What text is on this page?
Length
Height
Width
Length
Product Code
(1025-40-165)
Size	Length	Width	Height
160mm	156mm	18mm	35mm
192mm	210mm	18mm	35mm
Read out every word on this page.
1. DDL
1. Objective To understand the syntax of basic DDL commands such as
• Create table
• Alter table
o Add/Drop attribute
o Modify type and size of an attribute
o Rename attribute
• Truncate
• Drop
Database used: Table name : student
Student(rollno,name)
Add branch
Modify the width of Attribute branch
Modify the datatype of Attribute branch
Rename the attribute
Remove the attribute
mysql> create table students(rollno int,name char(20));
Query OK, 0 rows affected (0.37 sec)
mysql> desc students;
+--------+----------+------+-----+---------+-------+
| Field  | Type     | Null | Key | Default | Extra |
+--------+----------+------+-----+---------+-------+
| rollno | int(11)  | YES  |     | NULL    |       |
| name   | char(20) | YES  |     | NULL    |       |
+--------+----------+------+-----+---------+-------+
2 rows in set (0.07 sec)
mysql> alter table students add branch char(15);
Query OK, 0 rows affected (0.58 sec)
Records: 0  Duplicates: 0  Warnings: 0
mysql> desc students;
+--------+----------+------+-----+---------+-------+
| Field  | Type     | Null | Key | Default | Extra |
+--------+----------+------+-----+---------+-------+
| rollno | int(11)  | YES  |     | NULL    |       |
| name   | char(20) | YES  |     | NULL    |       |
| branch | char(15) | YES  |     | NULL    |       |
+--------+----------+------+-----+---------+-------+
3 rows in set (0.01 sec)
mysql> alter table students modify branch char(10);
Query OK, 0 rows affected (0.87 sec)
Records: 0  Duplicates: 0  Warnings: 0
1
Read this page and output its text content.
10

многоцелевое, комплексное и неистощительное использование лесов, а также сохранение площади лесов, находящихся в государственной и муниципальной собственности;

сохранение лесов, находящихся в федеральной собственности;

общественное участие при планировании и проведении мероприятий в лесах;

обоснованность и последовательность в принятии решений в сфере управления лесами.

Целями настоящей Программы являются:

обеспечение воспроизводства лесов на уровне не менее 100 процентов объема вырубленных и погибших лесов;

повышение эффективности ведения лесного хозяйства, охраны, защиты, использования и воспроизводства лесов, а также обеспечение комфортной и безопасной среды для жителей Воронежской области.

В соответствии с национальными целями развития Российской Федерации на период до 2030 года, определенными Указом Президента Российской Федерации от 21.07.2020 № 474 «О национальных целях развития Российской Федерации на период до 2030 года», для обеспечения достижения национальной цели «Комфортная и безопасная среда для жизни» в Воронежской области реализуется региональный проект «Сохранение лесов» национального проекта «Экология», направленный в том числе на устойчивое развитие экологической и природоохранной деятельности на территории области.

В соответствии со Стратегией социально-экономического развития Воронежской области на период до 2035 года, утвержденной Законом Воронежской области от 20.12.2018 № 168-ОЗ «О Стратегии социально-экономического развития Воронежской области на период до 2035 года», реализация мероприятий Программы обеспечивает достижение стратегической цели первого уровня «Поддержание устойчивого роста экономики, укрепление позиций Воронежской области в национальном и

========================================================================

▶ [WORK TO DO]: Reproduce the listing above word for word.

▶ [COMPLETE ANSWER]:
What text is on this page?
Length
Height
Width
Length
Product Code
(1025-40-165)
Size	Length	Width	Height
160mm	156mm	18mm	35mm
192mm	210mm	18mm	35mm
Read out every word on this page.
1. DDL
1. Objective To understand the syntax of basic DDL commands such as
• Create table
• Alter table
o Add/Drop attribute
o Modify type and size of an attribute
o Rename attribute
• Truncate
• Drop
Database used: Table name : student
Student(rollno,name)
Add branch
Modify the width of Attribute branch
Modify the datatype of Attribute branch
Rename the attribute
Remove the attribute
mysql> create table students(rollno int,name char(20));
Query OK, 0 rows affected (0.37 sec)
mysql> desc students;
+--------+----------+------+-----+---------+-------+
| Field  | Type     | Null | Key | Default | Extra |
+--------+----------+------+-----+---------+-------+
| rollno | int(11)  | YES  |     | NULL    |       |
| name   | char(20) | YES  |     | NULL    |       |
+--------+----------+------+-----+---------+-------+
2 rows in set (0.07 sec)
mysql> alter table students add branch char(15);
Query OK, 0 rows affected (0.58 sec)
Records: 0  Duplicates: 0  Warnings: 0
mysql> desc students;
+--------+----------+------+-----+---------+-------+
| Field  | Type     | Null | Key | Default | Extra |
+--------+----------+------+-----+---------+-------+
| rollno | int(11)  | YES  |     | NULL    |       |
| name   | char(20) | YES  |     | NULL    |       |
| branch | char(15) | YES  |     | NULL    |       |
+--------+----------+------+-----+---------+-------+
3 rows in set (0.01 sec)
mysql> alter table students modify branch char(10);
Query OK, 0 rows affected (0.87 sec)
Records: 0  Duplicates: 0  Warnings: 0
1
Read this page and output its text content.
10

многоцелевое, комплексное и неистощительное использование лесов, а также сохранение площади лесов, находящихся в государственной и муниципальной собственности;

сохранение лесов, находящихся в федеральной собственности;

общественное участие при планировании и проведении мероприятий в лесах;

обоснованность и последовательность в принятии решений в сфере управления лесами.

Целями настоящей Программы являются:

обеспечение воспроизводства лесов на уровне не менее 100 процентов объема вырубленных и погибших лесов;

повышение эффективности ведения лесного хозяйства, охраны, защиты, использования и воспроизводства лесов, а также обеспечение комфортной и безопасной среды для жителей Воронежской области.

В соответствии с национальными целями развития Российской Федерации на период до 2030 года, определенными Указом Президента Российской Федерации от 21.07.2020 № 474 «О национальных целях развития Российской Федерации на период до 2030 года», для обеспечения достижения национальной цели «Комфортная и безопасная среда для жизни» в Воронежской области реализуется региональный проект «Сохранение лесов» национального проекта «Экология», направленный в том числе на устойчивое развитие экологической и природоохранной деятельности на территории области.

В соответствии со Стратегией социально-экономического развития Воронежской области на период до 2035 года, утвержденной Законом Воронежской области от 20.12.2018 № 168-ОЗ «О Стратегии социально-экономического развития Воронежской области на период до 2035 года», реализация мероприятий Программы обеспечивает достижение стратегической цели первого уровня «Поддержание устойчивого роста экономики, укрепление позиций Воронежской области в национальном и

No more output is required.